**THE REQUEST**
Among the records that follow, count the lines with the string "adresách"; report only that count.

+ + +

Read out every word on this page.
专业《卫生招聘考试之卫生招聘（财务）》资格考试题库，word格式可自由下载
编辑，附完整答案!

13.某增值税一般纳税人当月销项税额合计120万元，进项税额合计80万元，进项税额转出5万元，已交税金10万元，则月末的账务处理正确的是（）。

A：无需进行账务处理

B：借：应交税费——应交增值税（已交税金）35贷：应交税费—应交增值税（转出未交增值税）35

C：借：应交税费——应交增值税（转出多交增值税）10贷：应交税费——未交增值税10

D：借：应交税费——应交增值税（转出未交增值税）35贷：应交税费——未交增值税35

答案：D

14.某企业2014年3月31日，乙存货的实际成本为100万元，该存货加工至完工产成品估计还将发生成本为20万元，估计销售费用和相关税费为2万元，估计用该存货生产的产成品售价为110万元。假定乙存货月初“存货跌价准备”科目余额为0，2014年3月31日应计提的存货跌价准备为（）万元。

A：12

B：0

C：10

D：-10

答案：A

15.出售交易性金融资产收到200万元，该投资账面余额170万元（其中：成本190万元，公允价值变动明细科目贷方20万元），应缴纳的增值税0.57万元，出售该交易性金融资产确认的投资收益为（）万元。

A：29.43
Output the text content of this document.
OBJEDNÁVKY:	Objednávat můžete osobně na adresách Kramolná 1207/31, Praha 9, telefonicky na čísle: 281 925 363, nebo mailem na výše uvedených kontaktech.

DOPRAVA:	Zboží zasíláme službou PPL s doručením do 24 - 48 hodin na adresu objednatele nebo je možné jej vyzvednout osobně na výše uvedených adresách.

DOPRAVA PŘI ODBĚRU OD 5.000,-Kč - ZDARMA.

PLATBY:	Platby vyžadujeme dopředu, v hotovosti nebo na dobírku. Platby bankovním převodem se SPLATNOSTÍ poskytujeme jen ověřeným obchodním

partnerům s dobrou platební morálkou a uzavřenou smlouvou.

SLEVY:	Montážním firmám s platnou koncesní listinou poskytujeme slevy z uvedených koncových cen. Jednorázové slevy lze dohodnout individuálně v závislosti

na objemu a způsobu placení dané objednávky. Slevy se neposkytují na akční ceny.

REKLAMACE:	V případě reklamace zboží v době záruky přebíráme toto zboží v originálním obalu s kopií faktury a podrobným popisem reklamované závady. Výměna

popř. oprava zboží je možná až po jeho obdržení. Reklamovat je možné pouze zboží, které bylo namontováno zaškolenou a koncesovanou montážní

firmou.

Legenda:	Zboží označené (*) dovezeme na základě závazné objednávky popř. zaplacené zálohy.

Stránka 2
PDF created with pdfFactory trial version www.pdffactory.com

+ + +

**WRITTEN RESPONSE**
2